*** Entries ***
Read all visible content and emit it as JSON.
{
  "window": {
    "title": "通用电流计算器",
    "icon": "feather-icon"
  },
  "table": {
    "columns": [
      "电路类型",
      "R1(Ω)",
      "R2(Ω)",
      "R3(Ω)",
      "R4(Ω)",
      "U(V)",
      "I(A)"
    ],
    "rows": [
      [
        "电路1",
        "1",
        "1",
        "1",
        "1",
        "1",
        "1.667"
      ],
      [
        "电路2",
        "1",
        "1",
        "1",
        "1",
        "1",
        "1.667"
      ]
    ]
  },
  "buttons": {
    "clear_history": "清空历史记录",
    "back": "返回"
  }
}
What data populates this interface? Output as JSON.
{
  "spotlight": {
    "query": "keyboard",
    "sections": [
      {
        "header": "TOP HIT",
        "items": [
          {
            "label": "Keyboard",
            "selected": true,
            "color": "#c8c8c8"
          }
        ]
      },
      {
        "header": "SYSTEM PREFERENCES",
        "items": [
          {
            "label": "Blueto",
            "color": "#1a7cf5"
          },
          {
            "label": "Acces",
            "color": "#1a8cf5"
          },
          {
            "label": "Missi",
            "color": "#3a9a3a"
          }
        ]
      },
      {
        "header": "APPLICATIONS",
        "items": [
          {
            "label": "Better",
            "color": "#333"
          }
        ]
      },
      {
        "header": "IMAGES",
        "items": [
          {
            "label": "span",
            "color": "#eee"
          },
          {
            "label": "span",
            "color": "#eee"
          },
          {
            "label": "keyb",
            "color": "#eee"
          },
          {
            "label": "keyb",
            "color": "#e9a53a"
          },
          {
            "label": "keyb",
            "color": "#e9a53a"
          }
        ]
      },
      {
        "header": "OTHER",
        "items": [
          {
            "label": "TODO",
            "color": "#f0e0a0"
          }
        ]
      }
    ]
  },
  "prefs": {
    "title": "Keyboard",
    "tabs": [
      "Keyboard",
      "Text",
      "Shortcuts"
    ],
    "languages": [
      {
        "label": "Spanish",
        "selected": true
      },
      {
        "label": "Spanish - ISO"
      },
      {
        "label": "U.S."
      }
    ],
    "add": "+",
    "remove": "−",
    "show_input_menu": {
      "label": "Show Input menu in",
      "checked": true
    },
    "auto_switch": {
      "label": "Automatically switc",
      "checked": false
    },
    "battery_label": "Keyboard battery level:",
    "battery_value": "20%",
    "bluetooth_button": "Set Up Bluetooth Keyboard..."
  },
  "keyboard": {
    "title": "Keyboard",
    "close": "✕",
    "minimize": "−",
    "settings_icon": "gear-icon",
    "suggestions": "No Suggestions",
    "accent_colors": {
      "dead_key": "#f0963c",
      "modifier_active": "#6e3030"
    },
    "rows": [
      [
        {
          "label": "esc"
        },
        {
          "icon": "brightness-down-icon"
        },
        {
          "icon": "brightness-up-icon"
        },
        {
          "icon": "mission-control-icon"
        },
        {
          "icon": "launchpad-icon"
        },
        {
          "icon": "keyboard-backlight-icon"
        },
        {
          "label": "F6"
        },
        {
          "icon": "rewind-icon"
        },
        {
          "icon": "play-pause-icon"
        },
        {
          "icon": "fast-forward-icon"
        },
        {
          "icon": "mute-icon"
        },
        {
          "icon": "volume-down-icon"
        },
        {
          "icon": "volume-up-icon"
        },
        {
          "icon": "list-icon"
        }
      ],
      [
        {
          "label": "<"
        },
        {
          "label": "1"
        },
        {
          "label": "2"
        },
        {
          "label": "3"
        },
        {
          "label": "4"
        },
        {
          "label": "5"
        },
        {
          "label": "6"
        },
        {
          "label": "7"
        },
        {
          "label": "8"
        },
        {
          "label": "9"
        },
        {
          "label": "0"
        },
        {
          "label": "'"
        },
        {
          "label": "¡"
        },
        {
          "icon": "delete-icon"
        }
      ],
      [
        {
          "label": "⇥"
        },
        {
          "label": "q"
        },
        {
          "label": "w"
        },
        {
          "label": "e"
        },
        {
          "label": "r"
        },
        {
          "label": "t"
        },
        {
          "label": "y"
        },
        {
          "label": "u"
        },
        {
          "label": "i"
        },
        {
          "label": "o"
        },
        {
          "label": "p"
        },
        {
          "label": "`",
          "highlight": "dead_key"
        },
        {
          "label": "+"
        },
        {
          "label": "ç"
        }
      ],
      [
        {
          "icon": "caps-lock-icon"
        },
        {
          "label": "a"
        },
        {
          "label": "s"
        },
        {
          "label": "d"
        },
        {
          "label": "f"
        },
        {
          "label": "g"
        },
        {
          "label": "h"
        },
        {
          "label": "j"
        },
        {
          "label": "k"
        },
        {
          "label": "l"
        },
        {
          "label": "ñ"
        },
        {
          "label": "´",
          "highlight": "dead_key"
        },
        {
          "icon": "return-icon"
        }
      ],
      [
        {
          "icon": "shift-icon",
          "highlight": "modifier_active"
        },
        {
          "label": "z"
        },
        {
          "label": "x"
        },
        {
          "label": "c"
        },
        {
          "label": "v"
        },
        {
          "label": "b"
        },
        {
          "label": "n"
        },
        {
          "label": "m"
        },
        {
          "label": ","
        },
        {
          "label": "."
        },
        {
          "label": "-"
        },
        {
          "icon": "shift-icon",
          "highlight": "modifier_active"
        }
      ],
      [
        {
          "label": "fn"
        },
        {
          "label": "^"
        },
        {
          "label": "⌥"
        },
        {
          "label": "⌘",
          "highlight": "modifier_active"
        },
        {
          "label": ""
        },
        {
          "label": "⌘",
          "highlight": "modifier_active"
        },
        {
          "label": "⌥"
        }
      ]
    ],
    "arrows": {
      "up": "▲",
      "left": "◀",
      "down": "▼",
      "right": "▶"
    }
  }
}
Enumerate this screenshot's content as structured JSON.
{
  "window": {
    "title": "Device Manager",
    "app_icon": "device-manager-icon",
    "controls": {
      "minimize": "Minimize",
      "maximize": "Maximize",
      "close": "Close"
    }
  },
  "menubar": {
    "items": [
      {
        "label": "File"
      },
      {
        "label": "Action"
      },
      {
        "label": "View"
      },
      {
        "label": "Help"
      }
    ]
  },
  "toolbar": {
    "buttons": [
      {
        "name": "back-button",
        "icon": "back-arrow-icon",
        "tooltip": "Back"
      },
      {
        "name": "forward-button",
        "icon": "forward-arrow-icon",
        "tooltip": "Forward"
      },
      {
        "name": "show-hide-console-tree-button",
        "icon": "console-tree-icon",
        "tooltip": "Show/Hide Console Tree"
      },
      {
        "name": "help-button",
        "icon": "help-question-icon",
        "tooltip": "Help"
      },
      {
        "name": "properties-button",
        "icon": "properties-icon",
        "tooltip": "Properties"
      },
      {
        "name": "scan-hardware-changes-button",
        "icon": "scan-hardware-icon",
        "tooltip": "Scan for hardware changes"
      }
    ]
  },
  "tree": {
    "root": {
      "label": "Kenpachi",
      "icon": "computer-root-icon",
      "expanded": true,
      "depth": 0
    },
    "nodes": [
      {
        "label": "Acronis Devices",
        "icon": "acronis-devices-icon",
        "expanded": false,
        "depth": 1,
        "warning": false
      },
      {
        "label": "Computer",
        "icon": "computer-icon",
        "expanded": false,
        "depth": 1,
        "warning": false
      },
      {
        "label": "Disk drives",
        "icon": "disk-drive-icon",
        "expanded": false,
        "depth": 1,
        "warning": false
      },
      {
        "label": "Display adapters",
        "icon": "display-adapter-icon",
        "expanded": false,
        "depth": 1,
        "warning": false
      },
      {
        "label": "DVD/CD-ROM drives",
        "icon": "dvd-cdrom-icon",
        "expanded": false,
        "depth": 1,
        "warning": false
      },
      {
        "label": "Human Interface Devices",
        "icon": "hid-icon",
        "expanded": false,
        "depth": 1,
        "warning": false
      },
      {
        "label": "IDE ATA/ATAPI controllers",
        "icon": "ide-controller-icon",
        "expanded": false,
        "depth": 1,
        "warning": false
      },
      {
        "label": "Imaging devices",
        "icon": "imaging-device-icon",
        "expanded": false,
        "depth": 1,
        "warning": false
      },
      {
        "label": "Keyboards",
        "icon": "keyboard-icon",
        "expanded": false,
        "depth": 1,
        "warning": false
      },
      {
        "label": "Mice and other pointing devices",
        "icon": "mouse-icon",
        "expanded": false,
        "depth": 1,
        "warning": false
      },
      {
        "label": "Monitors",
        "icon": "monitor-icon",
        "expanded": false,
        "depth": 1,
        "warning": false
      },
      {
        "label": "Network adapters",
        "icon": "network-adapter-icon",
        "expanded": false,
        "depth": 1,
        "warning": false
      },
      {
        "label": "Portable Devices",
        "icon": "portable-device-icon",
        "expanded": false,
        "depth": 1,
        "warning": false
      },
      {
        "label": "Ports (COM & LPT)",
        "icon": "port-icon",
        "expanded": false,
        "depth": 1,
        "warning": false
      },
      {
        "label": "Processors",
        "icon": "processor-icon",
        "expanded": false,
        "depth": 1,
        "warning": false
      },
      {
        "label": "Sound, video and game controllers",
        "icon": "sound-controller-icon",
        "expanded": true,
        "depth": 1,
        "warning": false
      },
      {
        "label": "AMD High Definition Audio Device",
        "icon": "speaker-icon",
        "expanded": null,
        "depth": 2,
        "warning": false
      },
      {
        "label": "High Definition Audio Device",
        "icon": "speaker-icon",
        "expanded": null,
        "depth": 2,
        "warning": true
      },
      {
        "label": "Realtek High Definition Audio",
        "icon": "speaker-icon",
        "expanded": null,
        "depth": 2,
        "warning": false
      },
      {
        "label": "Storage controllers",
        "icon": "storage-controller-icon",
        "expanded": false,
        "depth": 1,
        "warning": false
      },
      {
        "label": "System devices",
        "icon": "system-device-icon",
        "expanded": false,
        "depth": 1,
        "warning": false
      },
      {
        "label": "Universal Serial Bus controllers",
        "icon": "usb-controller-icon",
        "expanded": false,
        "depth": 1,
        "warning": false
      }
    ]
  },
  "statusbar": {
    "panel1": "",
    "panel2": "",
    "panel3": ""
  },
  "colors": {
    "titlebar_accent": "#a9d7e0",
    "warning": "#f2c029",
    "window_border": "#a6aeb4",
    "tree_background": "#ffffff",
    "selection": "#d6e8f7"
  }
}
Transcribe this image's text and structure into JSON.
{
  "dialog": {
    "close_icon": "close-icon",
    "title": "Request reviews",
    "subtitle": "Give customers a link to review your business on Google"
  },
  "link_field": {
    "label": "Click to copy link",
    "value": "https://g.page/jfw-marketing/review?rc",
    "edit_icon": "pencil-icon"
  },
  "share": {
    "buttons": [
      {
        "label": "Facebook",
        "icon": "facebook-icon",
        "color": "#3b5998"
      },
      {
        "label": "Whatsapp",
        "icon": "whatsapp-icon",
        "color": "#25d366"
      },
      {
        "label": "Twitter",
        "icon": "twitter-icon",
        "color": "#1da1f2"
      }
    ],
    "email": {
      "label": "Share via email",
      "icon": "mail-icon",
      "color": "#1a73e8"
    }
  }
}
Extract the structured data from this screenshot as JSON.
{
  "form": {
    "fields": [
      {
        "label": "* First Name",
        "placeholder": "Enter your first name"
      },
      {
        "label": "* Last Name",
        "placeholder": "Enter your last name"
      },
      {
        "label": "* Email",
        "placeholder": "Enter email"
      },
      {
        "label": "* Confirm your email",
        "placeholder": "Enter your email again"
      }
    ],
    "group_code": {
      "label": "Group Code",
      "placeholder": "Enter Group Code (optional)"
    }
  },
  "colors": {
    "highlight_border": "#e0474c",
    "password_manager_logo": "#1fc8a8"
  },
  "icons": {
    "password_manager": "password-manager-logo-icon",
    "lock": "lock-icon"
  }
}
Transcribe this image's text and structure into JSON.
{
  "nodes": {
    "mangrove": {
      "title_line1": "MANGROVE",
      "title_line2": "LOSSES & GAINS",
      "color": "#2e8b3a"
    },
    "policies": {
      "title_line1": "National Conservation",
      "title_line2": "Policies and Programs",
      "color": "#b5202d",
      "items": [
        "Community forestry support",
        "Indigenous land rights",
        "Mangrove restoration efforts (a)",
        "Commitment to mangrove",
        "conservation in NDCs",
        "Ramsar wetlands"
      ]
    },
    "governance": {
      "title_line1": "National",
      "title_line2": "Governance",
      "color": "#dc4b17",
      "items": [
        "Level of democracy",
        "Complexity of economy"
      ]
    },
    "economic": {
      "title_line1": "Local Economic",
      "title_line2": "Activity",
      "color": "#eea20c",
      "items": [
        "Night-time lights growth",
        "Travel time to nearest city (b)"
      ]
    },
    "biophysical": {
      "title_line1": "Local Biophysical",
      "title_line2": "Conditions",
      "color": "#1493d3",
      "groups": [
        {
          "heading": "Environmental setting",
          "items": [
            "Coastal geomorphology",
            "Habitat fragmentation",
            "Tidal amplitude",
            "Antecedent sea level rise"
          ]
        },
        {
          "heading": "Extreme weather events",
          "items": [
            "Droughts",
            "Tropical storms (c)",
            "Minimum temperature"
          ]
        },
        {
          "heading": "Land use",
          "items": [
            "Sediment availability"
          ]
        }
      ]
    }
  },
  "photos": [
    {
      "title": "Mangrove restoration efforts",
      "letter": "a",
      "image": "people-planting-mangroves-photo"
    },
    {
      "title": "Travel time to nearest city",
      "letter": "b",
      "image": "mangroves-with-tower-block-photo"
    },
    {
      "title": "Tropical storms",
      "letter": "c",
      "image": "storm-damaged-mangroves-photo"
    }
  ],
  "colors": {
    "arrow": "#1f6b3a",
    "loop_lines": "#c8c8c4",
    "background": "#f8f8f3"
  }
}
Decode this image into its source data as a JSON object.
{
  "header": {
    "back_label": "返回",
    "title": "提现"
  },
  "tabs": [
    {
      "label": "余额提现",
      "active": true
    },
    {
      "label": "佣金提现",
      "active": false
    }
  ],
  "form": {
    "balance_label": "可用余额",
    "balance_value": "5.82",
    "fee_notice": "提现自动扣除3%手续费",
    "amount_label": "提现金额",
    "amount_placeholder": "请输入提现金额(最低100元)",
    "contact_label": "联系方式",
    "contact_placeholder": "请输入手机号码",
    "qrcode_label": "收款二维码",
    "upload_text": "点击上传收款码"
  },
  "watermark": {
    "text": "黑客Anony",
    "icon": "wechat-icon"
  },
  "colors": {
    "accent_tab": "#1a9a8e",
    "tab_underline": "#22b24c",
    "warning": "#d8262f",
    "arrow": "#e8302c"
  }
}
***
→ What to do:
Search the entries for the word "your" and gather every line where it appears.

→ Solution below:
    "subtitle": "Give customers a link to review your business on Google"
        "placeholder": "Enter your first name"
        "placeholder": "Enter your last name"
        "label": "* Confirm your email",
        "placeholder": "Enter your email again"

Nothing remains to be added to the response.